=== WRITTEN INSTRUCTION ===
Give every entry again, unchanged, and leave its images out.

=== PROVIDED DATA ===
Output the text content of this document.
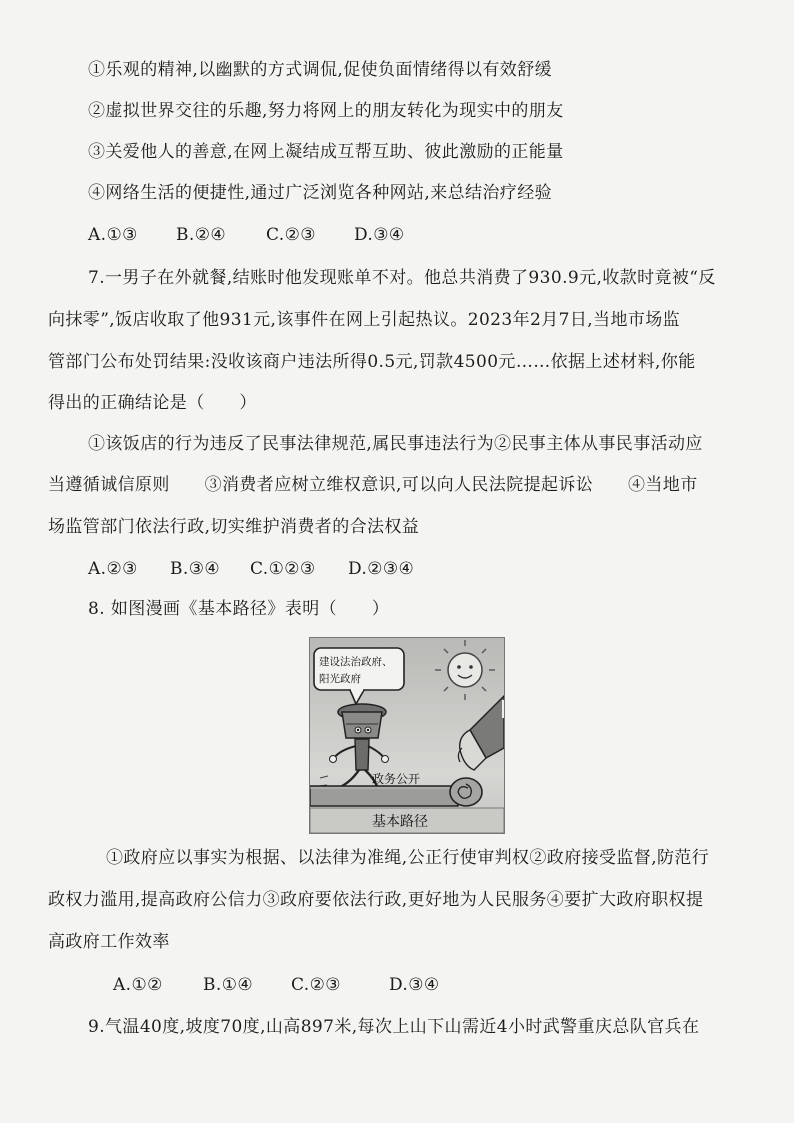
①乐观的精神,以幽默的方式调侃,促使负面情绪得以有效舒缓
②虚拟世界交往的乐趣,努力将网上的朋友转化为现实中的朋友
③关爱他人的善意,在网上凝结成互帮互助、彼此激励的正能量
④网络生活的便捷性,通过广泛浏览各种网站,来总结治疗经验
A.①③ B.②④ C.②③ D.③④
7.一男子在外就餐,结账时他发现账单不对。他总共消费了930.9元,收款时竟被“反
向抹零”,饭店收取了他931元,该事件在网上引起热议。2023年2月7日,当地市场监
管部门公布处罚结果:没收该商户违法所得0.5元,罚款4500元……依据上述材料,你能
得出的正确结论是（　　）
①该饭店的行为违反了民事法律规范,属民事违法行为②民事主体从事民事活动应
当遵循诚信原则　　③消费者应树立维权意识,可以向人民法院提起诉讼　　④当地市
场监管部门依法行政,切实维护消费者的合法权益
A.②③ B.③④ C.①②③ D.②③④
8. 如图漫画《基本路径》表明（　　）
建设法治政府、
阳光政府
政务公开
基本路径
①政府应以事实为根据、以法律为准绳,公正行使审判权②政府接受监督,防范行
政权力滥用,提高政府公信力③政府要依法行政,更好地为人民服务④要扩大政府职权提
高政府工作效率
A.①② B.①④ C.②③	D.③④
9.气温40度,坡度70度,山高897米,每次上山下山需近4小时武警重庆总队官兵在
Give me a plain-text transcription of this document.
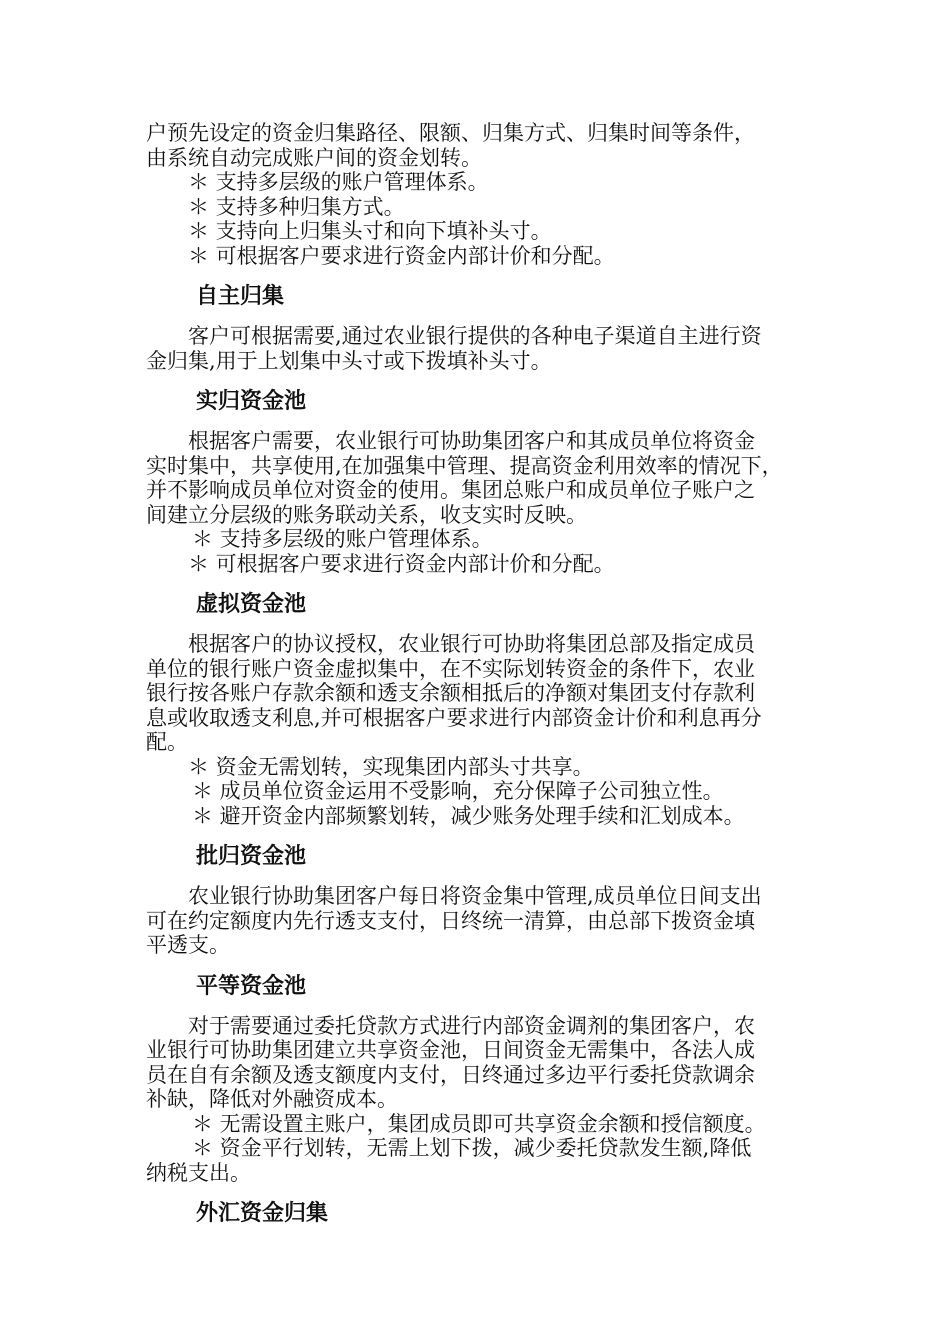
户预先设定的资金归集路径、限额、归集方式、归集时间等条件，

由系统自动完成账户间的资金划转。

＊ 支持多层级的账户管理体系。

＊ 支持多种归集方式。

＊ 支持向上归集头寸和向下填补头寸。

＊ 可根据客户要求进行资金内部计价和分配。

自主归集

客户可根据需要,通过农业银行提供的各种电子渠道自主进行资

金归集,用于上划集中头寸或下拨填补头寸。

实归资金池

根据客户需要，农业银行可协助集团客户和其成员单位将资金

实时集中，共享使用,在加强集中管理、提高资金利用效率的情况下，

并不影响成员单位对资金的使用。集团总账户和成员单位子账户之

间建立分层级的账务联动关系，收支实时反映。

＊ 支持多层级的账户管理体系。

＊ 可根据客户要求进行资金内部计价和分配。

虚拟资金池

根据客户的协议授权，农业银行可协助将集团总部及指定成员

单位的银行账户资金虚拟集中，在不实际划转资金的条件下，农业

银行按各账户存款余额和透支余额相抵后的净额对集团支付存款利

息或收取透支利息,并可根据客户要求进行内部资金计价和利息再分

配。

＊ 资金无需划转，实现集团内部头寸共享。

＊ 成员单位资金运用不受影响，充分保障子公司独立性。

＊ 避开资金内部频繁划转，减少账务处理手续和汇划成本。

批归资金池

农业银行协助集团客户每日将资金集中管理,成员单位日间支出

可在约定额度内先行透支支付，日终统一清算，由总部下拨资金填

平透支。

平等资金池

对于需要通过委托贷款方式进行内部资金调剂的集团客户，农

业银行可协助集团建立共享资金池，日间资金无需集中，各法人成

员在自有余额及透支额度内支付，日终通过多边平行委托贷款调余

补缺，降低对外融资成本。

＊ 无需设置主账户，集团成员即可共享资金余额和授信额度。

＊ 资金平行划转，无需上划下拨，减少委托贷款发生额,降低

纳税支出。

外汇资金归集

=== OUTPUT FOR THIS EXERCISE ===
Output the text content of this document.
①乐观的精神,以幽默的方式调侃,促使负面情绪得以有效舒缓
②虚拟世界交往的乐趣,努力将网上的朋友转化为现实中的朋友
③关爱他人的善意,在网上凝结成互帮互助、彼此激励的正能量
④网络生活的便捷性,通过广泛浏览各种网站,来总结治疗经验
A.①③ B.②④ C.②③ D.③④
7.一男子在外就餐,结账时他发现账单不对。他总共消费了930.9元,收款时竟被“反
向抹零”,饭店收取了他931元,该事件在网上引起热议。2023年2月7日,当地市场监
管部门公布处罚结果:没收该商户违法所得0.5元,罚款4500元……依据上述材料,你能
得出的正确结论是（　　）
①该饭店的行为违反了民事法律规范,属民事违法行为②民事主体从事民事活动应
当遵循诚信原则　　③消费者应树立维权意识,可以向人民法院提起诉讼　　④当地市
场监管部门依法行政,切实维护消费者的合法权益
A.②③ B.③④ C.①②③ D.②③④
8. 如图漫画《基本路径》表明（　　）
建设法治政府、
阳光政府
政务公开
基本路径
①政府应以事实为根据、以法律为准绳,公正行使审判权②政府接受监督,防范行
政权力滥用,提高政府公信力③政府要依法行政,更好地为人民服务④要扩大政府职权提
高政府工作效率
A.①② B.①④ C.②③	D.③④
9.气温40度,坡度70度,山高897米,每次上山下山需近4小时武警重庆总队官兵在
Give me a plain-text transcription of this document.
户预先设定的资金归集路径、限额、归集方式、归集时间等条件，

由系统自动完成账户间的资金划转。

＊ 支持多层级的账户管理体系。

＊ 支持多种归集方式。

＊ 支持向上归集头寸和向下填补头寸。

＊ 可根据客户要求进行资金内部计价和分配。

自主归集

客户可根据需要,通过农业银行提供的各种电子渠道自主进行资

金归集,用于上划集中头寸或下拨填补头寸。

实归资金池

根据客户需要，农业银行可协助集团客户和其成员单位将资金

实时集中，共享使用,在加强集中管理、提高资金利用效率的情况下，

并不影响成员单位对资金的使用。集团总账户和成员单位子账户之

间建立分层级的账务联动关系，收支实时反映。

＊ 支持多层级的账户管理体系。

＊ 可根据客户要求进行资金内部计价和分配。

虚拟资金池

根据客户的协议授权，农业银行可协助将集团总部及指定成员

单位的银行账户资金虚拟集中，在不实际划转资金的条件下，农业

银行按各账户存款余额和透支余额相抵后的净额对集团支付存款利

息或收取透支利息,并可根据客户要求进行内部资金计价和利息再分

配。

＊ 资金无需划转，实现集团内部头寸共享。

＊ 成员单位资金运用不受影响，充分保障子公司独立性。

＊ 避开资金内部频繁划转，减少账务处理手续和汇划成本。

批归资金池

农业银行协助集团客户每日将资金集中管理,成员单位日间支出

可在约定额度内先行透支支付，日终统一清算，由总部下拨资金填

平透支。

平等资金池

对于需要通过委托贷款方式进行内部资金调剂的集团客户，农

业银行可协助集团建立共享资金池，日间资金无需集中，各法人成

员在自有余额及透支额度内支付，日终通过多边平行委托贷款调余

补缺，降低对外融资成本。

＊ 无需设置主账户，集团成员即可共享资金余额和授信额度。

＊ 资金平行划转，无需上划下拨，减少委托贷款发生额,降低

纳税支出。

外汇资金归集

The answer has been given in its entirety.